## [Dataset rows]
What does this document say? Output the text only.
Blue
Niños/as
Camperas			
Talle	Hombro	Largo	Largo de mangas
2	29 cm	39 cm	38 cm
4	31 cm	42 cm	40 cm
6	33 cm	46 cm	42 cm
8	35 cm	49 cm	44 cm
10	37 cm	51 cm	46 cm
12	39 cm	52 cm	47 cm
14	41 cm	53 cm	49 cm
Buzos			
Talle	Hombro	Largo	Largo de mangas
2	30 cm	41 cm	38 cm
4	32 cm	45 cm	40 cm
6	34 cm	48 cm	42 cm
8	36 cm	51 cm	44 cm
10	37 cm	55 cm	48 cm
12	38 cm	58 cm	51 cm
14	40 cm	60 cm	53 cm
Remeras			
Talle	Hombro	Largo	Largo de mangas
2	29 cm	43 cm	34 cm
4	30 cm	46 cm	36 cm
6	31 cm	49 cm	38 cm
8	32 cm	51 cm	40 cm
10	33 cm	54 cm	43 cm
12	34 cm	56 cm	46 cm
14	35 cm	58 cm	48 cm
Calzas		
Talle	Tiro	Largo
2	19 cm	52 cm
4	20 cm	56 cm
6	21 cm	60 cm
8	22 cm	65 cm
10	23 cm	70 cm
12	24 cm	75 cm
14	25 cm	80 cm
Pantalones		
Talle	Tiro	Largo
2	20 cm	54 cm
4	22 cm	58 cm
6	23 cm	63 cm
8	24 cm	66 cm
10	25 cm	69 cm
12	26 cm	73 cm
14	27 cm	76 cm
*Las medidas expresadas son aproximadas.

## [Task goal]
Transcribe every entry exactly.

## [Task output]
What does this document say? Output the text only.
Blue
Niños/as
Camperas			
Talle	Hombro	Largo	Largo de mangas
2	29 cm	39 cm	38 cm
4	31 cm	42 cm	40 cm
6	33 cm	46 cm	42 cm
8	35 cm	49 cm	44 cm
10	37 cm	51 cm	46 cm
12	39 cm	52 cm	47 cm
14	41 cm	53 cm	49 cm
Buzos			
Talle	Hombro	Largo	Largo de mangas
2	30 cm	41 cm	38 cm
4	32 cm	45 cm	40 cm
6	34 cm	48 cm	42 cm
8	36 cm	51 cm	44 cm
10	37 cm	55 cm	48 cm
12	38 cm	58 cm	51 cm
14	40 cm	60 cm	53 cm
Remeras			
Talle	Hombro	Largo	Largo de mangas
2	29 cm	43 cm	34 cm
4	30 cm	46 cm	36 cm
6	31 cm	49 cm	38 cm
8	32 cm	51 cm	40 cm
10	33 cm	54 cm	43 cm
12	34 cm	56 cm	46 cm
14	35 cm	58 cm	48 cm
Calzas		
Talle	Tiro	Largo
2	19 cm	52 cm
4	20 cm	56 cm
6	21 cm	60 cm
8	22 cm	65 cm
10	23 cm	70 cm
12	24 cm	75 cm
14	25 cm	80 cm
Pantalones		
Talle	Tiro	Largo
2	20 cm	54 cm
4	22 cm	58 cm
6	23 cm	63 cm
8	24 cm	66 cm
10	25 cm	69 cm
12	26 cm	73 cm
14	27 cm	76 cm
*Las medidas expresadas son aproximadas.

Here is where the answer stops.